** begin Task inputs **
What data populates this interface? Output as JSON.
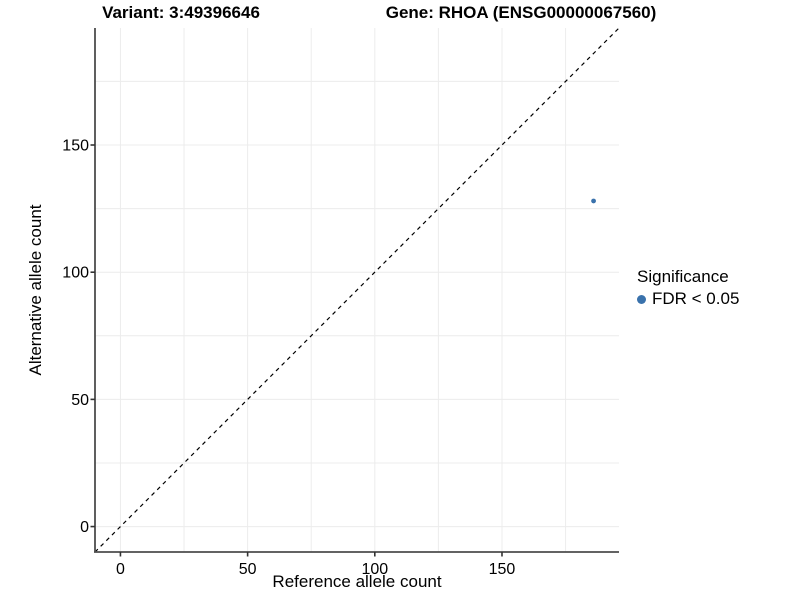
{
  "chart_data": {
    "type": "scatter",
    "title_left": "Variant: 3:49396646",
    "title_right": "Gene: RHOA (ENSG00000067560)",
    "xlabel": "Reference allele count",
    "ylabel": "Alternative allele count",
    "xlim": [
      -10,
      196
    ],
    "ylim": [
      -10,
      196
    ],
    "xticks": [
      0,
      50,
      100,
      150
    ],
    "yticks": [
      0,
      50,
      100,
      150
    ],
    "grid_interval": 25,
    "grid_on": true,
    "diagonal_line": {
      "style": "dashed",
      "equation": "y = x"
    },
    "points": [
      {
        "x": 186,
        "y": 128,
        "series": "FDR < 0.05"
      }
    ],
    "legend": {
      "position": "right",
      "title": "Significance",
      "items": [
        {
          "label": "FDR < 0.05",
          "color": "#3a72ac",
          "marker": "circle"
        }
      ]
    },
    "colors": {
      "point": "#3a72ac",
      "grid": "#ececec",
      "axis": "#4d4d4d",
      "tick": "#333333",
      "diagonal": "#000000",
      "text": "#000000",
      "background": "#ffffff"
    }
  }
}
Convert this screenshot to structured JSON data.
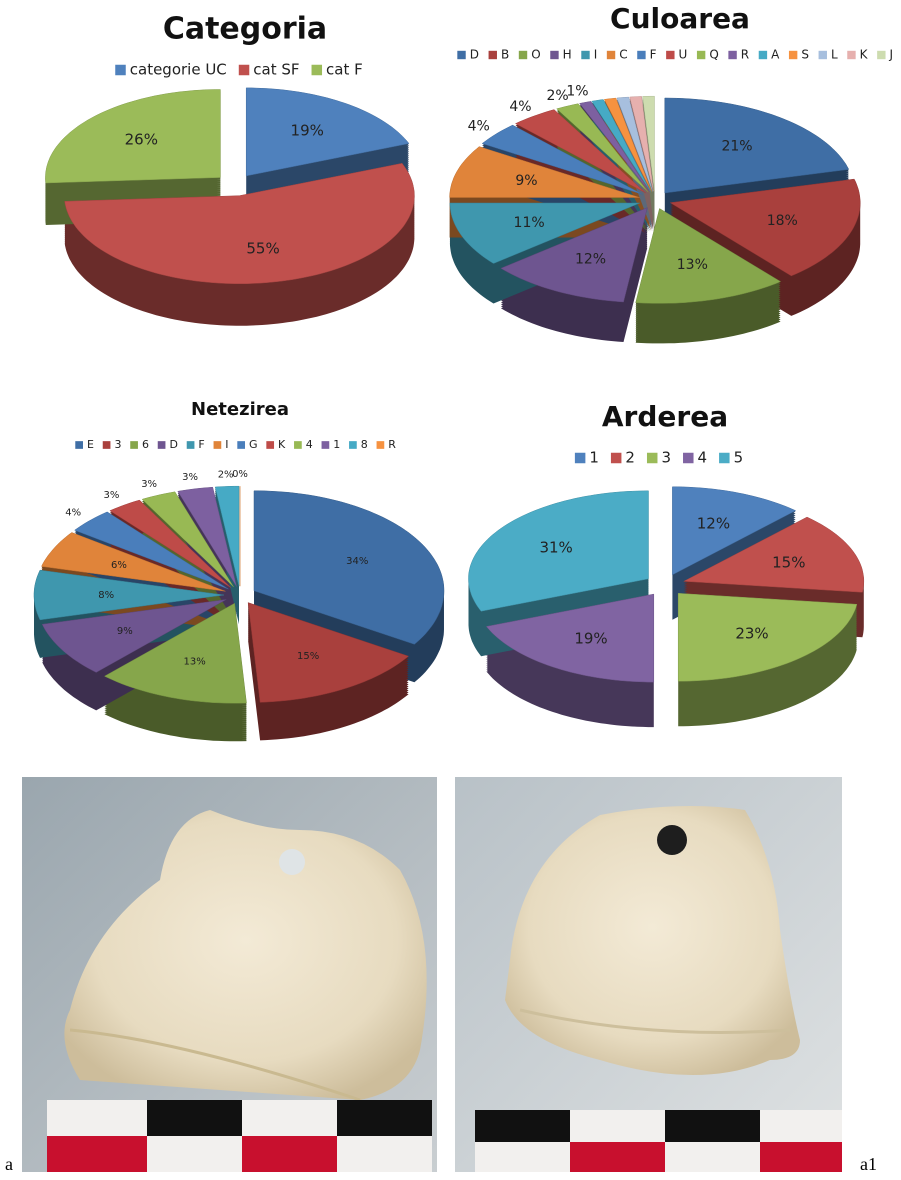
{
  "chart_data": [
    {
      "type": "pie",
      "title": "Categoria",
      "categories": [
        "categorie UC",
        "cat SF",
        "cat F"
      ],
      "values": [
        19,
        55,
        26
      ],
      "value_labels": [
        "19%",
        "55%",
        "26%"
      ],
      "colors": [
        "#4f81bd",
        "#c0504d",
        "#9bbb59"
      ]
    },
    {
      "type": "pie",
      "title": "Culoarea",
      "categories": [
        "D",
        "B",
        "O",
        "H",
        "I",
        "C",
        "F",
        "U",
        "Q",
        "R",
        "A",
        "S",
        "L",
        "K",
        "J"
      ],
      "values": [
        21,
        18,
        13,
        12,
        11,
        9,
        4,
        4,
        2,
        1,
        1,
        1,
        1,
        1,
        1
      ],
      "value_labels": [
        "21%",
        "18%",
        "13%",
        "12%",
        "11%",
        "9%",
        "4%",
        "4%",
        "2%",
        "1%",
        null,
        null,
        null,
        null,
        null
      ],
      "colors": [
        "#3f6ea5",
        "#a9403d",
        "#86a64b",
        "#6e5590",
        "#3f97ae",
        "#e0843a",
        "#4a7ebb",
        "#be4b48",
        "#98b954",
        "#7d60a0",
        "#46aac5",
        "#f69240",
        "#a7bfde",
        "#e6b0ae",
        "#cddcaf"
      ]
    },
    {
      "type": "pie",
      "title": "Netezirea",
      "categories": [
        "E",
        "3",
        "6",
        "D",
        "F",
        "I",
        "G",
        "K",
        "4",
        "1",
        "8",
        "R"
      ],
      "values": [
        34,
        15,
        13,
        9,
        8,
        6,
        4,
        3,
        3,
        3,
        2,
        0
      ],
      "value_labels": [
        "34%",
        "15%",
        "13%",
        "9%",
        "8%",
        "6%",
        "4%",
        "3%",
        "3%",
        "3%",
        "2%",
        "0%"
      ],
      "colors": [
        "#3f6ea5",
        "#a9403d",
        "#86a64b",
        "#6e5590",
        "#3f97ae",
        "#e0843a",
        "#4a7ebb",
        "#be4b48",
        "#98b954",
        "#7d60a0",
        "#46aac5",
        "#f69240"
      ]
    },
    {
      "type": "pie",
      "title": "Arderea",
      "categories": [
        "1",
        "2",
        "3",
        "4",
        "5"
      ],
      "values": [
        12,
        15,
        23,
        19,
        31
      ],
      "value_labels": [
        "12%",
        "15%",
        "23%",
        "19%",
        "31%"
      ],
      "colors": [
        "#4f81bd",
        "#c0504d",
        "#9bbb59",
        "#8064a2",
        "#4bacc6"
      ]
    }
  ],
  "photos": [
    {
      "label": "a"
    },
    {
      "label": "a1"
    }
  ]
}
** end Task inputs **
## Instruction
Exclude the pictures and repeat every other part of the records word for word.

## Written solution
What data populates this interface? Output as JSON.
{
  "chart_data": {
    "type": "scatter",
    "title_left": "Variant: 3:49396646",
    "title_right": "Gene: RHOA (ENSG00000067560)",
    "xlabel": "Reference allele count",
    "ylabel": "Alternative allele count",
    "xlim": [
      -10,
      196
    ],
    "ylim": [
      -10,
      196
    ],
    "xticks": [
      0,
      50,
      100,
      150
    ],
    "yticks": [
      0,
      50,
      100,
      150
    ],
    "grid_interval": 25,
    "grid_on": true,
    "diagonal_line": {
      "style": "dashed",
      "equation": "y = x"
    },
    "points": [
      {
        "x": 186,
        "y": 128,
        "series": "FDR < 0.05"
      }
    ],
    "legend": {
      "position": "right",
      "title": "Significance",
      "items": [
        {
          "label": "FDR < 0.05",
          "color": "#3a72ac",
          "marker": "circle"
        }
      ]
    },
    "colors": {
      "point": "#3a72ac",
      "grid": "#ececec",
      "axis": "#4d4d4d",
      "tick": "#333333",
      "diagonal": "#000000",
      "text": "#000000",
      "background": "#ffffff"
    }
  }
}
Convert this screenshot to structured JSON data.
{
  "chart_data": [
    {
      "type": "pie",
      "title": "Categoria",
      "categories": [
        "categorie UC",
        "cat SF",
        "cat F"
      ],
      "values": [
        19,
        55,
        26
      ],
      "value_labels": [
        "19%",
        "55%",
        "26%"
      ],
      "colors": [
        "#4f81bd",
        "#c0504d",
        "#9bbb59"
      ]
    },
    {
      "type": "pie",
      "title": "Culoarea",
      "categories": [
        "D",
        "B",
        "O",
        "H",
        "I",
        "C",
        "F",
        "U",
        "Q",
        "R",
        "A",
        "S",
        "L",
        "K",
        "J"
      ],
      "values": [
        21,
        18,
        13,
        12,
        11,
        9,
        4,
        4,
        2,
        1,
        1,
        1,
        1,
        1,
        1
      ],
      "value_labels": [
        "21%",
        "18%",
        "13%",
        "12%",
        "11%",
        "9%",
        "4%",
        "4%",
        "2%",
        "1%",
        null,
        null,
        null,
        null,
        null
      ],
      "colors": [
        "#3f6ea5",
        "#a9403d",
        "#86a64b",
        "#6e5590",
        "#3f97ae",
        "#e0843a",
        "#4a7ebb",
        "#be4b48",
        "#98b954",
        "#7d60a0",
        "#46aac5",
        "#f69240",
        "#a7bfde",
        "#e6b0ae",
        "#cddcaf"
      ]
    },
    {
      "type": "pie",
      "title": "Netezirea",
      "categories": [
        "E",
        "3",
        "6",
        "D",
        "F",
        "I",
        "G",
        "K",
        "4",
        "1",
        "8",
        "R"
      ],
      "values": [
        34,
        15,
        13,
        9,
        8,
        6,
        4,
        3,
        3,
        3,
        2,
        0
      ],
      "value_labels": [
        "34%",
        "15%",
        "13%",
        "9%",
        "8%",
        "6%",
        "4%",
        "3%",
        "3%",
        "3%",
        "2%",
        "0%"
      ],
      "colors": [
        "#3f6ea5",
        "#a9403d",
        "#86a64b",
        "#6e5590",
        "#3f97ae",
        "#e0843a",
        "#4a7ebb",
        "#be4b48",
        "#98b954",
        "#7d60a0",
        "#46aac5",
        "#f69240"
      ]
    },
    {
      "type": "pie",
      "title": "Arderea",
      "categories": [
        "1",
        "2",
        "3",
        "4",
        "5"
      ],
      "values": [
        12,
        15,
        23,
        19,
        31
      ],
      "value_labels": [
        "12%",
        "15%",
        "23%",
        "19%",
        "31%"
      ],
      "colors": [
        "#4f81bd",
        "#c0504d",
        "#9bbb59",
        "#8064a2",
        "#4bacc6"
      ]
    }
  ],
  "photos": [
    {
      "label": "a"
    },
    {
      "label": "a1"
    }
  ]
}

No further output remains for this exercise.